### WHAT THE EXERCISE ASKS
Filter the entries and keep only the lines where the string "Pool" appears.

### RECORDS SUPPLIED
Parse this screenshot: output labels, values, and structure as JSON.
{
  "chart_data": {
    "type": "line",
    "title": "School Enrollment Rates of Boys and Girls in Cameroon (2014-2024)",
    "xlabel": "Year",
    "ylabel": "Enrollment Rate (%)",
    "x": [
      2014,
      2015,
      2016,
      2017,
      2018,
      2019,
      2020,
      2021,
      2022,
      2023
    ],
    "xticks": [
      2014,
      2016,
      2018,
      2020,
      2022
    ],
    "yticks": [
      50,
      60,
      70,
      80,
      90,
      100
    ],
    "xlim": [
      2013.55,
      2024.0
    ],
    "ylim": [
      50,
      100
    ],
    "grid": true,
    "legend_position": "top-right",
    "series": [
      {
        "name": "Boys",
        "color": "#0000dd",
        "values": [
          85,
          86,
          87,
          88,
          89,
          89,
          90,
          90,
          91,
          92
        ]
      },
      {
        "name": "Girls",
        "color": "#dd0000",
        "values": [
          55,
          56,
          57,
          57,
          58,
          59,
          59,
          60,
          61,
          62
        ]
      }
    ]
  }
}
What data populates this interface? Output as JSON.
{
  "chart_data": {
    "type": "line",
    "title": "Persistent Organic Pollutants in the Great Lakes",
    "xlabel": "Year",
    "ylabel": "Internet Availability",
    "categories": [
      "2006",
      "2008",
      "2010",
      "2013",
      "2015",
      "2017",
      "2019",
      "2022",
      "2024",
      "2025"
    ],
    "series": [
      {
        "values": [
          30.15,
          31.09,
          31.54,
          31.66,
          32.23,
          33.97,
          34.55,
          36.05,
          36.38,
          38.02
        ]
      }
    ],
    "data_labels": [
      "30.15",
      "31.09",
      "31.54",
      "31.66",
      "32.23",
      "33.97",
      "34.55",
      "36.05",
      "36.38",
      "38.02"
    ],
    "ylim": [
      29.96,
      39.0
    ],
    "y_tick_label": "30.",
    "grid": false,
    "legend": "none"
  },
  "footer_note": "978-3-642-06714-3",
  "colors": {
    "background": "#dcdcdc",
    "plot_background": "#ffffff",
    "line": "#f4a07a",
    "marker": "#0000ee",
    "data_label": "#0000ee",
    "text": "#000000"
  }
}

--

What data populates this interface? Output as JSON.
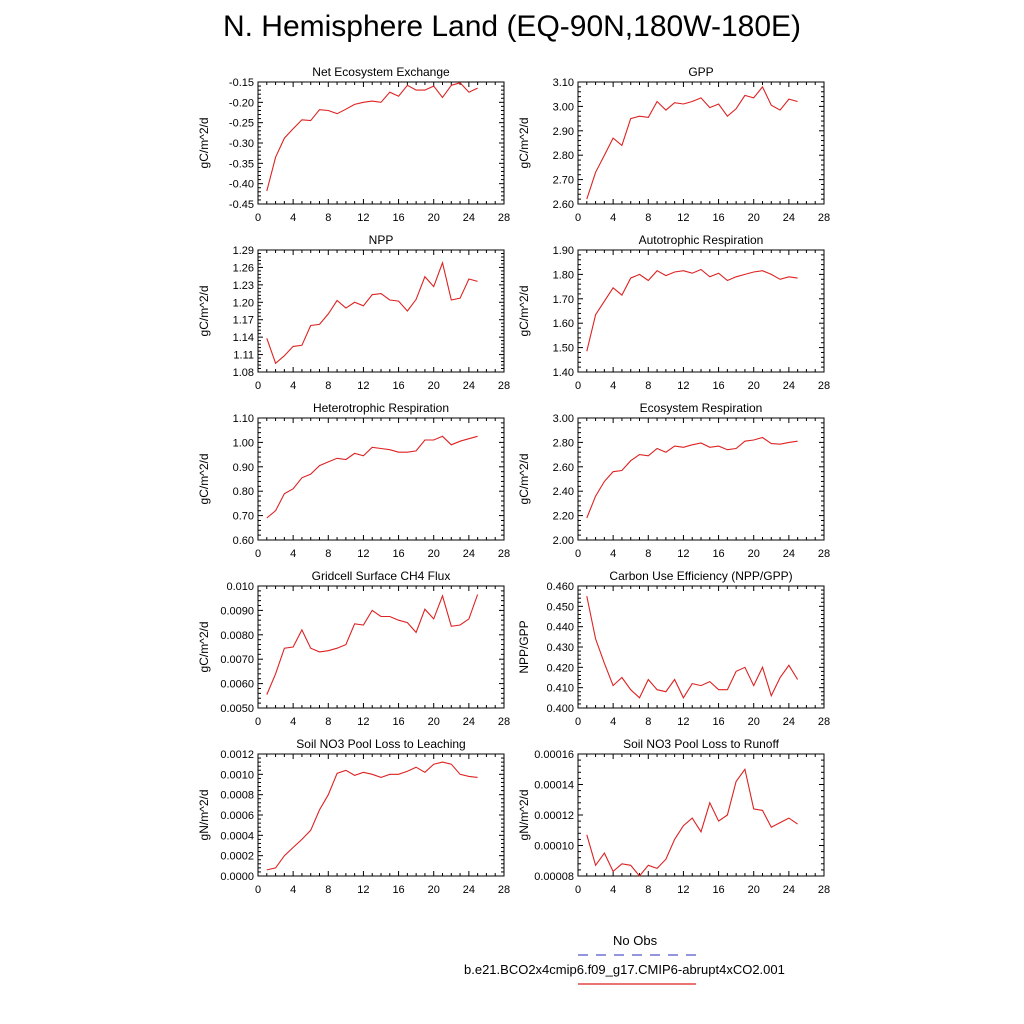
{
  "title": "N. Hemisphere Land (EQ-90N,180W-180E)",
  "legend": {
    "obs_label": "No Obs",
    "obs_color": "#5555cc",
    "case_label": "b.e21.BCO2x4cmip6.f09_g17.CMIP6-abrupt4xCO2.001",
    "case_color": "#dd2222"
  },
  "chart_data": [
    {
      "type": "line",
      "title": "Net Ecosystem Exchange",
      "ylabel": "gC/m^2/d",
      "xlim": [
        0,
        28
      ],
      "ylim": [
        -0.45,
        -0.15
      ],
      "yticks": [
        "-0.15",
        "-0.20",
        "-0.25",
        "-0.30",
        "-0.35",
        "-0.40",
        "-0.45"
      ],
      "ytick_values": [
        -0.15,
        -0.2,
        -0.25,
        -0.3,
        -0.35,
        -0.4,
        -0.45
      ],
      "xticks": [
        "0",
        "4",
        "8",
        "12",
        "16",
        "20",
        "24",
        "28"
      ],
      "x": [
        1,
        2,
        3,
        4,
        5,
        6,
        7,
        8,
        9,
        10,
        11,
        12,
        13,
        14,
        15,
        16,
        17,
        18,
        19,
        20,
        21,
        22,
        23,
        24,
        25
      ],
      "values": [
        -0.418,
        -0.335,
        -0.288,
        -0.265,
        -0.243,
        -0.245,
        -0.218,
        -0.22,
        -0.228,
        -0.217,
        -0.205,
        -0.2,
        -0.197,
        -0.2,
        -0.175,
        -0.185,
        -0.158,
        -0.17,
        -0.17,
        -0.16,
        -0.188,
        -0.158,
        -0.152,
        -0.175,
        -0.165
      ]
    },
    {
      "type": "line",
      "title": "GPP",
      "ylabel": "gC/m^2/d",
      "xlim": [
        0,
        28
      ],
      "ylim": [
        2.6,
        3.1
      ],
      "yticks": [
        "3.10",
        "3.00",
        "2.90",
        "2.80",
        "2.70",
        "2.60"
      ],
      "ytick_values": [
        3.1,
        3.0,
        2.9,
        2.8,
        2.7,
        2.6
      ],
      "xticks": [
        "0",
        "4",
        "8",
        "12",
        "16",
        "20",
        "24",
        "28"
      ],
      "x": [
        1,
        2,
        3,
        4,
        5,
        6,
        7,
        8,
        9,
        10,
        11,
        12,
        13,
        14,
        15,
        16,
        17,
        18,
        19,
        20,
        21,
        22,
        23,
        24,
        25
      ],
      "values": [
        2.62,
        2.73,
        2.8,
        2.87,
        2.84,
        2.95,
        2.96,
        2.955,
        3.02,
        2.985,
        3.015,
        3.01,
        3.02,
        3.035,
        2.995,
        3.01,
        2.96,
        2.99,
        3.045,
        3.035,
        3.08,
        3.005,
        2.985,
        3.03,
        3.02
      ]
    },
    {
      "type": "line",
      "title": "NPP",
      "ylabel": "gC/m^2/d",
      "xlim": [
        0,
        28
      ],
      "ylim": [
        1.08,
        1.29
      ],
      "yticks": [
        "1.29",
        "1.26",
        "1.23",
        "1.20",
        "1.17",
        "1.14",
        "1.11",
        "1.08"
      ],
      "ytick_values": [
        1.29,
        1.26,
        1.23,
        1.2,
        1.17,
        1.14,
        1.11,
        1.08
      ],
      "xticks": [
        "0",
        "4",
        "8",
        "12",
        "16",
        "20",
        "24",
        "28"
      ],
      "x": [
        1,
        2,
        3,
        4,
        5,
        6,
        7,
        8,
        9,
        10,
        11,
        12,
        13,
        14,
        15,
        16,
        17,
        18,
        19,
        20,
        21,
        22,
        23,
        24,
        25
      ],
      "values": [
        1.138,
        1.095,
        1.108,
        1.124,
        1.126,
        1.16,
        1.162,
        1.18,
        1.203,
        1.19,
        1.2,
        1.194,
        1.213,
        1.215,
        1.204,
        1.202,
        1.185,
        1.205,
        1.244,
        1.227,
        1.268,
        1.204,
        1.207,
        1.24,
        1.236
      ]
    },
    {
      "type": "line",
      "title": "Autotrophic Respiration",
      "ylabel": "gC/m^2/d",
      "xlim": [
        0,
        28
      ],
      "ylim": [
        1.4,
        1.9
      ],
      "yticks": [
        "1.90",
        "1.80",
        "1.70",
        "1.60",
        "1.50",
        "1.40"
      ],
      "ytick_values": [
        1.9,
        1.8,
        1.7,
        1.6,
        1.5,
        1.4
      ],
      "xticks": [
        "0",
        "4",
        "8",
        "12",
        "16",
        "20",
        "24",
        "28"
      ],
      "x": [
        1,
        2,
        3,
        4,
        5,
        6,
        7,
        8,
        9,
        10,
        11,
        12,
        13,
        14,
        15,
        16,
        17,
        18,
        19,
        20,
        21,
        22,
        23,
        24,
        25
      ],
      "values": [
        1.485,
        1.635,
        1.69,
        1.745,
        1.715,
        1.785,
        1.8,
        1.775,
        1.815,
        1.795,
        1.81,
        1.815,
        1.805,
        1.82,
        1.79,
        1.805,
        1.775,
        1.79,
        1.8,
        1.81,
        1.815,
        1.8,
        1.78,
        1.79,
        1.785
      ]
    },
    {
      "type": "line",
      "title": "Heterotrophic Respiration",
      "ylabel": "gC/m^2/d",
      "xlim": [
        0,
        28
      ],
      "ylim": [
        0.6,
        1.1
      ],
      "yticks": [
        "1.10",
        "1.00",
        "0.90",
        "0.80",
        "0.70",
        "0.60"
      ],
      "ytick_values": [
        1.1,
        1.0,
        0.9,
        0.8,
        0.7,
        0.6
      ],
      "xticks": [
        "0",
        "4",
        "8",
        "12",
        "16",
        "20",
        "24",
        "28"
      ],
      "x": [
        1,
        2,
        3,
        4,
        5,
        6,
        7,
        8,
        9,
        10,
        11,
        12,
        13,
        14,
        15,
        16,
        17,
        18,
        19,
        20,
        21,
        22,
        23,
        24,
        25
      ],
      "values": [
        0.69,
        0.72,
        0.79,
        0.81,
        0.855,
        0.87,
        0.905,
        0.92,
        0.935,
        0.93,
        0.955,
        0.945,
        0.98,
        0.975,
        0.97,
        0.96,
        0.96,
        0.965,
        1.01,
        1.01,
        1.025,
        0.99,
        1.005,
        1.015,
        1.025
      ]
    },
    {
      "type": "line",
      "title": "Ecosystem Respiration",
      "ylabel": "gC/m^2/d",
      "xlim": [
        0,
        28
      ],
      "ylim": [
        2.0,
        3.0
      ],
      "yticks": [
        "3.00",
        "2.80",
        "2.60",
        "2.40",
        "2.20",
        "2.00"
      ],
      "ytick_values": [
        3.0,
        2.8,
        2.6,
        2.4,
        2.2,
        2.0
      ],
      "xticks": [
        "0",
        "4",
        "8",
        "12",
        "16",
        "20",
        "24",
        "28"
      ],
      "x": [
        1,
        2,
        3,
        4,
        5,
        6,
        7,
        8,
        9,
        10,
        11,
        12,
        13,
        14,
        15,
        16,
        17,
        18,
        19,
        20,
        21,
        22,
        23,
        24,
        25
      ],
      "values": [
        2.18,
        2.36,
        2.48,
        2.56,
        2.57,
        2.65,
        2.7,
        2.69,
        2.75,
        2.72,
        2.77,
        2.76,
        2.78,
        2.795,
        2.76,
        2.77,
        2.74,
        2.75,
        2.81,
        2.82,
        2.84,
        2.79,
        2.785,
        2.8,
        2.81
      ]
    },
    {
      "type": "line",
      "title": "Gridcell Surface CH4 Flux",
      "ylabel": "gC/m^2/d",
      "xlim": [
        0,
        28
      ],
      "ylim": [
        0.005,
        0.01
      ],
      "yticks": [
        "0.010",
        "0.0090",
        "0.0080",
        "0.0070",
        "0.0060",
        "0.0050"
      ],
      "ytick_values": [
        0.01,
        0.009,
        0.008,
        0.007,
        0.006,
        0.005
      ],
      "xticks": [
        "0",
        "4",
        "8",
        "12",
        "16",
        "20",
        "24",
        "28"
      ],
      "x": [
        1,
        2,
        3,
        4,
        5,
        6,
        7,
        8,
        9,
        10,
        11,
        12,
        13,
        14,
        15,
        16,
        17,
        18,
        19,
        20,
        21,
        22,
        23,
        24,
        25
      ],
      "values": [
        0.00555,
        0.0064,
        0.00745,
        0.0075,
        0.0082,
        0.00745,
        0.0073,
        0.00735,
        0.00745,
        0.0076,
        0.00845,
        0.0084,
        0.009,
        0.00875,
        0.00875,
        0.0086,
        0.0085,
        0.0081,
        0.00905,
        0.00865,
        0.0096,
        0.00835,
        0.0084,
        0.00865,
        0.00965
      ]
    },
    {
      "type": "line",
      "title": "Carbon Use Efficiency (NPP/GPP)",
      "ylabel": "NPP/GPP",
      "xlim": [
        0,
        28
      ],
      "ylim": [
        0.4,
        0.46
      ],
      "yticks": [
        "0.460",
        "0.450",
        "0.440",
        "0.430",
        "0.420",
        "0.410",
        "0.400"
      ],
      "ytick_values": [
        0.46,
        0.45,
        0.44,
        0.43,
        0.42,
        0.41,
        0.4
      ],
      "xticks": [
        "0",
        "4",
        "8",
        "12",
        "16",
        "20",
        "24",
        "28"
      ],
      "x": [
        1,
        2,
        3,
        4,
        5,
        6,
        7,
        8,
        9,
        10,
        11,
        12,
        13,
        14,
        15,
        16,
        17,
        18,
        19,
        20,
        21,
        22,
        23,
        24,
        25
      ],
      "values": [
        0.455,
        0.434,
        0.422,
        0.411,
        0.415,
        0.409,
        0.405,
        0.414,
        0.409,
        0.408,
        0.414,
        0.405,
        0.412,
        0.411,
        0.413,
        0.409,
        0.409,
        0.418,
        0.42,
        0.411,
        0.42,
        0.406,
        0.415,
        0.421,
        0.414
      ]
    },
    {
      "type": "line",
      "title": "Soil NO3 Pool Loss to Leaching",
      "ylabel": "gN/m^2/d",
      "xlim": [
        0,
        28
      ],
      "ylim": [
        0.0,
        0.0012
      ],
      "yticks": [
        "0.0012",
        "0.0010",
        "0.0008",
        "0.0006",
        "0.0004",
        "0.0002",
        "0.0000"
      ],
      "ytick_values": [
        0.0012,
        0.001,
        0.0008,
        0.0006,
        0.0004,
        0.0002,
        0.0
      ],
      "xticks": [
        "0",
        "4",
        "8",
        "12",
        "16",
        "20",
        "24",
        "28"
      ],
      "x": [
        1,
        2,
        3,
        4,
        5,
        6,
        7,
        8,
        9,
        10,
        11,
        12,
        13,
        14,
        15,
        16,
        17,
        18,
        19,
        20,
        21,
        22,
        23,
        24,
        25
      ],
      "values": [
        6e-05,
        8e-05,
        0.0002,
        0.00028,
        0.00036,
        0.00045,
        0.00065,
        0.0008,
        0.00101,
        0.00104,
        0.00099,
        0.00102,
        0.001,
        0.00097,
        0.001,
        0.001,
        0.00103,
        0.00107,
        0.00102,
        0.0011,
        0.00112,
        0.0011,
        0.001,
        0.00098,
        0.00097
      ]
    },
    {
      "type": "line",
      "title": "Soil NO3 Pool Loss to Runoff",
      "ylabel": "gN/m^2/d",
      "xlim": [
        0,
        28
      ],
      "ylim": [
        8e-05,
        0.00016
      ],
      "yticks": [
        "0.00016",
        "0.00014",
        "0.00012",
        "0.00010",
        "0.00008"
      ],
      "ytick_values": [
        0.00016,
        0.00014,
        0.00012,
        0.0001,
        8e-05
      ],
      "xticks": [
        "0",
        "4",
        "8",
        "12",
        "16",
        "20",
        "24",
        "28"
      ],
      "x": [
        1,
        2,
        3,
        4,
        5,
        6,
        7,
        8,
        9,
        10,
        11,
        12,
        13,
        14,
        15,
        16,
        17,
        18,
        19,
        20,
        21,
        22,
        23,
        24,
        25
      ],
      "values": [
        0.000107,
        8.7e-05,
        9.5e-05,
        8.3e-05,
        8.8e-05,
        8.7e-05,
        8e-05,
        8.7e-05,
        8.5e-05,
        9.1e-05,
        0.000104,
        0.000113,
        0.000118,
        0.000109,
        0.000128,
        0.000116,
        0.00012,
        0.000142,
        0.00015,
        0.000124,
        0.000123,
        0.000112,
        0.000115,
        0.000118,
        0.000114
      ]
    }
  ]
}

### SOLUTION FOR THIS EXERCISE
      "title": "Soil NO3 Pool Loss to Leaching",
      "title": "Soil NO3 Pool Loss to Runoff",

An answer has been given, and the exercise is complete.